◆ **What to work on**: Extract each line of the records below that contains the word "name".

◆ **Supplied entries**:
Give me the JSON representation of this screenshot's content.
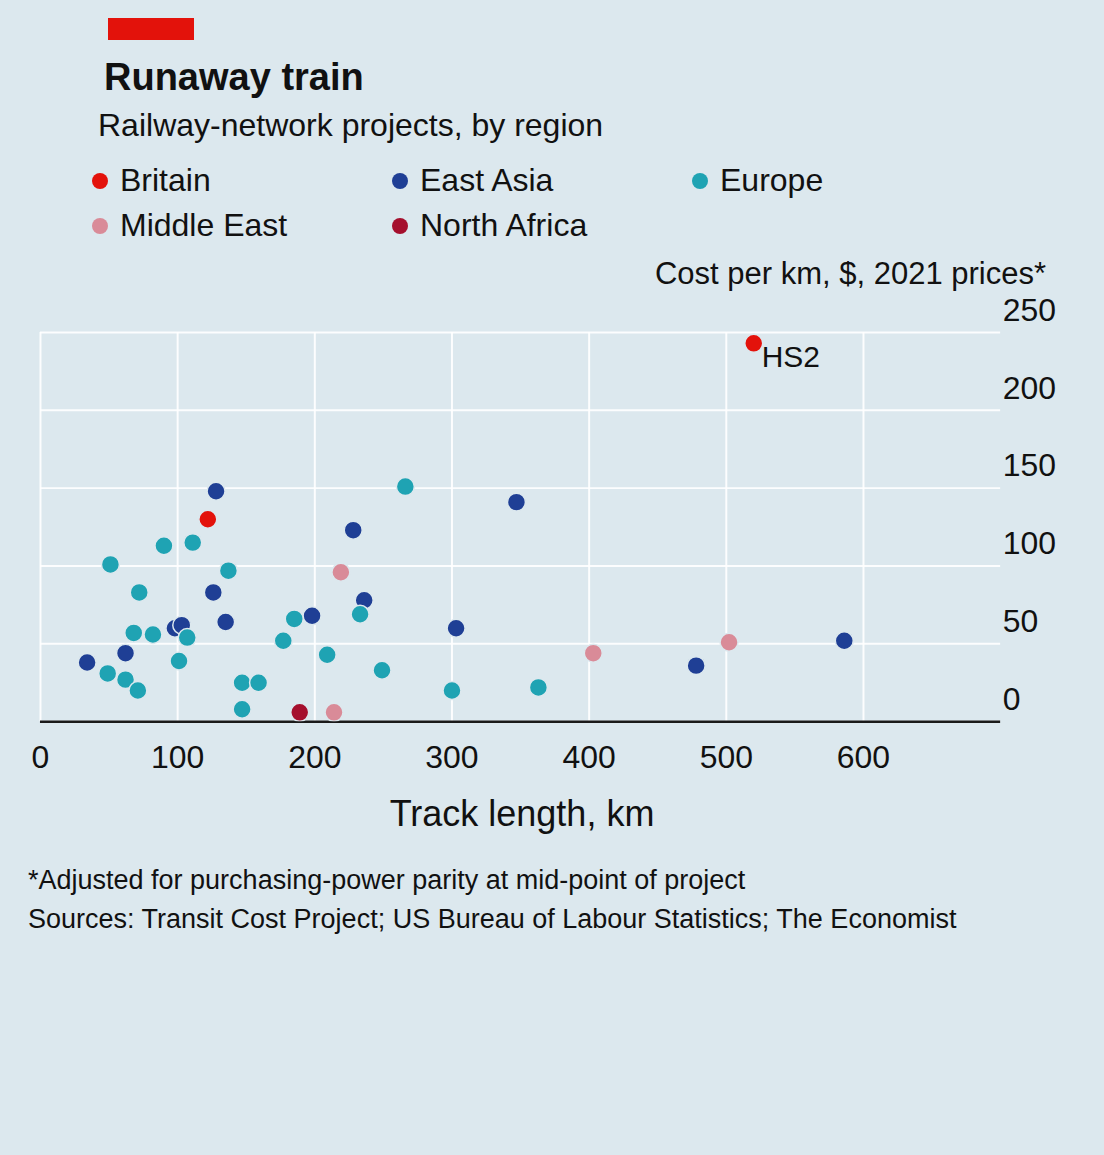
{
  "chart_data": {
    "type": "scatter",
    "title": "Runaway train",
    "subtitle": "Railway-network projects, by region",
    "y_label": "Cost per km, $, 2021 prices*",
    "x_label": "Track length, km",
    "footnote": "*Adjusted for purchasing-power parity at mid-point of project",
    "source": "Sources: Transit Cost Project; US Bureau of Labour Statistics; The Economist",
    "xlim": [
      0,
      700
    ],
    "xticks": [
      0,
      100,
      200,
      300,
      400,
      500,
      600
    ],
    "ylim": [
      0,
      250
    ],
    "yticks": [
      0,
      50,
      100,
      150,
      200,
      250
    ],
    "grid": true,
    "legend": "top",
    "series": [
      {
        "name": "Britain",
        "color": "#e3120b",
        "x": [
          122,
          520
        ],
        "values": [
          130,
          243
        ],
        "labels": [
          null,
          "HS2"
        ]
      },
      {
        "name": "East Asia",
        "color": "#1f3f95",
        "x": [
          128,
          228,
          347,
          126,
          135,
          236,
          198,
          303,
          98,
          103,
          62,
          34,
          478,
          586
        ],
        "values": [
          148,
          123,
          141,
          83,
          64,
          78,
          68,
          60,
          60,
          62,
          44,
          38,
          36,
          52
        ]
      },
      {
        "name": "Europe",
        "color": "#1fa3b3",
        "x": [
          266,
          90,
          111,
          51,
          137,
          72,
          68,
          107,
          101,
          49,
          62,
          71,
          82,
          185,
          177,
          233,
          209,
          249,
          147,
          159,
          147,
          300,
          363
        ],
        "values": [
          151,
          113,
          115,
          101,
          97,
          83,
          57,
          54,
          39,
          31,
          27,
          20,
          56,
          66,
          52,
          69,
          43,
          33,
          25,
          25,
          8,
          20,
          22
        ]
      },
      {
        "name": "Middle East",
        "color": "#d98b98",
        "x": [
          219,
          403,
          502,
          214
        ],
        "values": [
          96,
          44,
          51,
          6
        ]
      },
      {
        "name": "North Africa",
        "color": "#a50f2d",
        "x": [
          189
        ],
        "values": [
          6
        ]
      }
    ]
  }
}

◆ **Full answer**:
        "name": "Britain",
        "name": "East Asia",
        "name": "Europe",
        "name": "Middle East",
        "name": "North Africa",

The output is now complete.